*Teks yang Diberikan*
Jakarta – Badan Nasional Penanggulangan Terorisme (BNPT), Kamis (29/11/2018), merilis hasil survey nasional “Efektifitas Kearifan Lokal dalam Menangkal Radikalisme di Era Milenial”. Hasilnya, kearifan lokal sebagai sarana pencegahan terorisme tak lagi memiliki signifikansi tinggi karena tereduksi oleh media sosial.
Rilis survey ini disampaikan secara langsung oleh Kepala BNPT, Komisaris Jenderal Suhardi Alius. Dikatakannya, survey tahun ini merupakan penajaman atas survey tahun lalu yang mengangkat tema daya tangkal masyarakat terhadap radikalisme.
“Hasil survey tahun lalu menempatkan aspek kearifan lokal dan kesejahteraan adalah yang paling signifikan sebagai sarana pencegahan radikalisme. Tahun ini ingin lebih kami pertajam, apakah betul kearifan lokal masih signifikan, terutama di era yang serba digital,” kata Suhardi.
Survey yang dilakukan oleh BNPT menggunakan kombinasi metode kualitatif dan kuantitatif dengan rentang waktu antara bulan April – September 2018 di 32 provinsi se-Indonesia. Metode kualitatif dilaksanakan dalam bentuk diskusi terpumpun yang menghadirkan perwakilan pemerintah daerah, tokoh adat, agama, pendidikan, dan elemen pemuda di setiap provinsi.
Baca juga : Penanganan Napi Kasus Terorisme Berbeda dengan Kasus Kriminal Lainnya
“Sementara untuk kuantitatif dilakukan dengan penyebaran kuesioner ke 450 responden di setiap provinsi. Total responden yang dipakai adalah 14.400 orang, terdiri dari mahasiswa PTKN dan PTUN, dosen, siswa SMA dan MAN,” jelas Suhardi.

*Data Terkumpul*

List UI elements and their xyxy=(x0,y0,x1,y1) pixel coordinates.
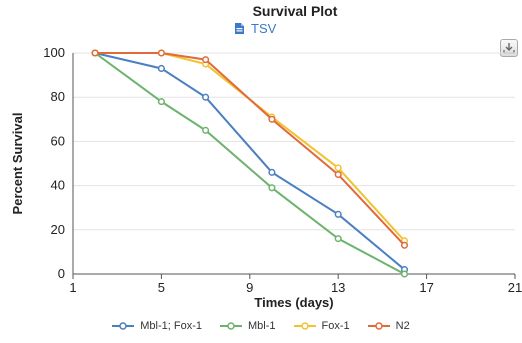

*Latihan Tertulis*
Tuliskan ulang persis dari teks berita survei BNPT semuanya mulai dari "Rilis survey ini" sampai dengan "masyarakat terhadap radikalisme.".

*Hasil Tugas*
Rilis survey ini disampaikan secara langsung oleh Kepala BNPT, Komisaris Jenderal Suhardi Alius. Dikatakannya, survey tahun ini merupakan penajaman atas survey tahun lalu yang mengangkat tema daya tangkal masyarakat terhadap radikalisme.